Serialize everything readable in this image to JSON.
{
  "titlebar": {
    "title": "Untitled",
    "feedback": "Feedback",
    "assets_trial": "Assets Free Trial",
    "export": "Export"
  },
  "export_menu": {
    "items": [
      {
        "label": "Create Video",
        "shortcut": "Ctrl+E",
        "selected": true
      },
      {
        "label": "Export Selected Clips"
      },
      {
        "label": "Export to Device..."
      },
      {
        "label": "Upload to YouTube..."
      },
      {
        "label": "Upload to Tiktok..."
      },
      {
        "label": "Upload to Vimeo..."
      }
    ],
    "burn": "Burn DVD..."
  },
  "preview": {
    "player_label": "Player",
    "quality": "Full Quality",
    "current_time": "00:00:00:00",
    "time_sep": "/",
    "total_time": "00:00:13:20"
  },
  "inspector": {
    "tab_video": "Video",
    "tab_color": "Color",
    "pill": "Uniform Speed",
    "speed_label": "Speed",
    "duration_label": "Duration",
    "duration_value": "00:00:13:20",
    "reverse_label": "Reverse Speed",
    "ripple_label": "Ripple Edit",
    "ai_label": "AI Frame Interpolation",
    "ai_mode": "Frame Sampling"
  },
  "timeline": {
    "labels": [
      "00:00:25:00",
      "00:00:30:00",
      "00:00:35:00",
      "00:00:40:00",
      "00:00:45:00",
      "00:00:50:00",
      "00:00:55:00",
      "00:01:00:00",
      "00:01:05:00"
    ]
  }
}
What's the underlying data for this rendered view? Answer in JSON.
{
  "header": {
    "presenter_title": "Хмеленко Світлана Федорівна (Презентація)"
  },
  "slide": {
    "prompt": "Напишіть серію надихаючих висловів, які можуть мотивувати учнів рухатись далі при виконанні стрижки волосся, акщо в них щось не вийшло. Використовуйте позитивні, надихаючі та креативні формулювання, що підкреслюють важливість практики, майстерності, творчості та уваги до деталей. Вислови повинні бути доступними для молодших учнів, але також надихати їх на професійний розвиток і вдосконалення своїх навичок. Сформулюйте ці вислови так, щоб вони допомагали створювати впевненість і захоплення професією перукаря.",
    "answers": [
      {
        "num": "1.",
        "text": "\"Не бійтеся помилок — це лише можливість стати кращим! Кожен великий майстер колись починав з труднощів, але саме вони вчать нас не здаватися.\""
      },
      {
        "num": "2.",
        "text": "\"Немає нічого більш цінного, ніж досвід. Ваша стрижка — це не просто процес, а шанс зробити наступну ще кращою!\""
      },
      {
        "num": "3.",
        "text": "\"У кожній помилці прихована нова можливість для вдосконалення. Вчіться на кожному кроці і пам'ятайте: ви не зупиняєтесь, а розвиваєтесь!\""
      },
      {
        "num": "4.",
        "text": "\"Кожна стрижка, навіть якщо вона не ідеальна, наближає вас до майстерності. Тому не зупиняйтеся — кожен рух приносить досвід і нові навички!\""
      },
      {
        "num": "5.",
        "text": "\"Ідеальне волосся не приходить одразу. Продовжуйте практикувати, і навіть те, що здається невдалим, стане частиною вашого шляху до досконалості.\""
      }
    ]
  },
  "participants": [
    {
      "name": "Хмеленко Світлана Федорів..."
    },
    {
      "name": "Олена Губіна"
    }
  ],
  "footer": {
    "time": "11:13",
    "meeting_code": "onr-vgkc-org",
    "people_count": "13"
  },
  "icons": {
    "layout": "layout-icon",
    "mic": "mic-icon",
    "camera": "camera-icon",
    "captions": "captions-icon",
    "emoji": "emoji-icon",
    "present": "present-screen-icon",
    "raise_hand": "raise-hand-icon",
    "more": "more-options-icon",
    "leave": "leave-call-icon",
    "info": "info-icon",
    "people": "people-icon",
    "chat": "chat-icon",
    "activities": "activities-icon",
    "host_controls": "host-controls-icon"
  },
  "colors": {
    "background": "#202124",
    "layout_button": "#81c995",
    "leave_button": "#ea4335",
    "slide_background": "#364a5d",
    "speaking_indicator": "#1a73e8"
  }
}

□ □ □

| Stated task |
Show the data once more, exactly as it was written.

| Solution to the exercise |
Serialize everything readable in this image to JSON.
{
  "titlebar": {
    "title": "Untitled",
    "feedback": "Feedback",
    "assets_trial": "Assets Free Trial",
    "export": "Export"
  },
  "export_menu": {
    "items": [
      {
        "label": "Create Video",
        "shortcut": "Ctrl+E",
        "selected": true
      },
      {
        "label": "Export Selected Clips"
      },
      {
        "label": "Export to Device..."
      },
      {
        "label": "Upload to YouTube..."
      },
      {
        "label": "Upload to Tiktok..."
      },
      {
        "label": "Upload to Vimeo..."
      }
    ],
    "burn": "Burn DVD..."
  },
  "preview": {
    "player_label": "Player",
    "quality": "Full Quality",
    "current_time": "00:00:00:00",
    "time_sep": "/",
    "total_time": "00:00:13:20"
  },
  "inspector": {
    "tab_video": "Video",
    "tab_color": "Color",
    "pill": "Uniform Speed",
    "speed_label": "Speed",
    "duration_label": "Duration",
    "duration_value": "00:00:13:20",
    "reverse_label": "Reverse Speed",
    "ripple_label": "Ripple Edit",
    "ai_label": "AI Frame Interpolation",
    "ai_mode": "Frame Sampling"
  },
  "timeline": {
    "labels": [
      "00:00:25:00",
      "00:00:30:00",
      "00:00:35:00",
      "00:00:40:00",
      "00:00:45:00",
      "00:00:50:00",
      "00:00:55:00",
      "00:01:00:00",
      "00:01:05:00"
    ]
  }
}
What's the underlying data for this rendered view? Answer in JSON.
{
  "header": {
    "presenter_title": "Хмеленко Світлана Федорівна (Презентація)"
  },
  "slide": {
    "prompt": "Напишіть серію надихаючих висловів, які можуть мотивувати учнів рухатись далі при виконанні стрижки волосся, акщо в них щось не вийшло. Використовуйте позитивні, надихаючі та креативні формулювання, що підкреслюють важливість практики, майстерності, творчості та уваги до деталей. Вислови повинні бути доступними для молодших учнів, але також надихати їх на професійний розвиток і вдосконалення своїх навичок. Сформулюйте ці вислови так, щоб вони допомагали створювати впевненість і захоплення професією перукаря.",
    "answers": [
      {
        "num": "1.",
        "text": "\"Не бійтеся помилок — це лише можливість стати кращим! Кожен великий майстер колись починав з труднощів, але саме вони вчать нас не здаватися.\""
      },
      {
        "num": "2.",
        "text": "\"Немає нічого більш цінного, ніж досвід. Ваша стрижка — це не просто процес, а шанс зробити наступну ще кращою!\""
      },
      {
        "num": "3.",
        "text": "\"У кожній помилці прихована нова можливість для вдосконалення. Вчіться на кожному кроці і пам'ятайте: ви не зупиняєтесь, а розвиваєтесь!\""
      },
      {
        "num": "4.",
        "text": "\"Кожна стрижка, навіть якщо вона не ідеальна, наближає вас до майстерності. Тому не зупиняйтеся — кожен рух приносить досвід і нові навички!\""
      },
      {
        "num": "5.",
        "text": "\"Ідеальне волосся не приходить одразу. Продовжуйте практикувати, і навіть те, що здається невдалим, стане частиною вашого шляху до досконалості.\""
      }
    ]
  },
  "participants": [
    {
      "name": "Хмеленко Світлана Федорів..."
    },
    {
      "name": "Олена Губіна"
    }
  ],
  "footer": {
    "time": "11:13",
    "meeting_code": "onr-vgkc-org",
    "people_count": "13"
  },
  "icons": {
    "layout": "layout-icon",
    "mic": "mic-icon",
    "camera": "camera-icon",
    "captions": "captions-icon",
    "emoji": "emoji-icon",
    "present": "present-screen-icon",
    "raise_hand": "raise-hand-icon",
    "more": "more-options-icon",
    "leave": "leave-call-icon",
    "info": "info-icon",
    "people": "people-icon",
    "chat": "chat-icon",
    "activities": "activities-icon",
    "host_controls": "host-controls-icon"
  },
  "colors": {
    "background": "#202124",
    "layout_button": "#81c995",
    "leave_button": "#ea4335",
    "slide_background": "#364a5d",
    "speaking_indicator": "#1a73e8"
  }
}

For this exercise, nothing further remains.